Below are some entries. Work out how many of their lines hold the word "have", and write that number alone.

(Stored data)
* Start *

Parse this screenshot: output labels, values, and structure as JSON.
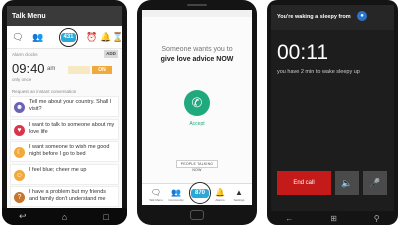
{
  "phone1": {
    "title": "Talk Menu",
    "badge": "431",
    "alarm_label": "Alarm clocks",
    "add_label": "ADD",
    "alarm_time": "09:40",
    "alarm_ampm": "am",
    "alarm_repeat": "only once",
    "snooze_label": "",
    "toggle_label": "ON",
    "request_label": "Request an instant conversation",
    "requests": [
      {
        "text": "Tell me about your country. Shall I visit?",
        "icon": "person-icon",
        "color": "#6b63b5"
      },
      {
        "text": "I want to talk to someone about my love life",
        "icon": "heart-icon",
        "color": "#d8344b"
      },
      {
        "text": "I want someone to wish me good night before I go to bed",
        "icon": "moon-icon",
        "color": "#f2a93b"
      },
      {
        "text": "I feel blue; cheer me up",
        "icon": "smile-icon",
        "color": "#f2a93b"
      },
      {
        "text": "I have a problem but my friends and family don't understand me",
        "icon": "help-icon",
        "color": "#c8742d"
      }
    ]
  },
  "phone2": {
    "line1": "Someone wants you to",
    "line2": "give love advice NOW",
    "accept": "Accept",
    "people_talking": "PEOPLE TALKING NOW",
    "badge": "870",
    "tabs": [
      "Talk Menu",
      "Community",
      "",
      "Alarms",
      "Settings"
    ]
  },
  "phone3": {
    "header": "You're waking a sleepy from",
    "timer": "00:11",
    "message": "you have 2 min to wake sleepy up",
    "end_call": "End call"
  }
}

* End *

- _FULL SOLUTION_:
2